Do this — Copy the data below exactly.

++++ The records

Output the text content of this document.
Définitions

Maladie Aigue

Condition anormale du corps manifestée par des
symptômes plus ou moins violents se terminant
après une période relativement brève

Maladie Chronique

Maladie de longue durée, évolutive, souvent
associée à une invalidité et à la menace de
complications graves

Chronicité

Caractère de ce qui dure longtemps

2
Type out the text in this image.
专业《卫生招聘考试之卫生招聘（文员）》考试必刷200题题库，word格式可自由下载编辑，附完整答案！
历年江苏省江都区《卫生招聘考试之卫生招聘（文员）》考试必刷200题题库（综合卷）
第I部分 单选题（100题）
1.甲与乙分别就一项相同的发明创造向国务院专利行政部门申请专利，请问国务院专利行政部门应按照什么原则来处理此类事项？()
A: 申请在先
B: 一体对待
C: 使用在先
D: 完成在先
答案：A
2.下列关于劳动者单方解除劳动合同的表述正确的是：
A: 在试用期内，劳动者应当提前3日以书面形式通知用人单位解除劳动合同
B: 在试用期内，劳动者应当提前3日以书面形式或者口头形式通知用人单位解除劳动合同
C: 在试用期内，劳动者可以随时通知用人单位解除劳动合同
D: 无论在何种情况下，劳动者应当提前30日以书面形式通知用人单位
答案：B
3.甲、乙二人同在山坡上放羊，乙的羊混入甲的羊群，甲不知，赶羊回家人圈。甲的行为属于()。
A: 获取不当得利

++++++++

The output —
Output the text content of this document.
Définitions

Maladie Aigue

Condition anormale du corps manifestée par des
symptômes plus ou moins violents se terminant
après une période relativement brève

Maladie Chronique

Maladie de longue durée, évolutive, souvent
associée à une invalidité et à la menace de
complications graves

Chronicité

Caractère de ce qui dure longtemps

2
Type out the text in this image.
专业《卫生招聘考试之卫生招聘（文员）》考试必刷200题题库，word格式可自由下载编辑，附完整答案！
历年江苏省江都区《卫生招聘考试之卫生招聘（文员）》考试必刷200题题库（综合卷）
第I部分 单选题（100题）
1.甲与乙分别就一项相同的发明创造向国务院专利行政部门申请专利，请问国务院专利行政部门应按照什么原则来处理此类事项？()
A: 申请在先
B: 一体对待
C: 使用在先
D: 完成在先
答案：A
2.下列关于劳动者单方解除劳动合同的表述正确的是：
A: 在试用期内，劳动者应当提前3日以书面形式通知用人单位解除劳动合同
B: 在试用期内，劳动者应当提前3日以书面形式或者口头形式通知用人单位解除劳动合同
C: 在试用期内，劳动者可以随时通知用人单位解除劳动合同
D: 无论在何种情况下，劳动者应当提前30日以书面形式通知用人单位
答案：B
3.甲、乙二人同在山坡上放羊，乙的羊混入甲的羊群，甲不知，赶羊回家人圈。甲的行为属于()。
A: 获取不当得利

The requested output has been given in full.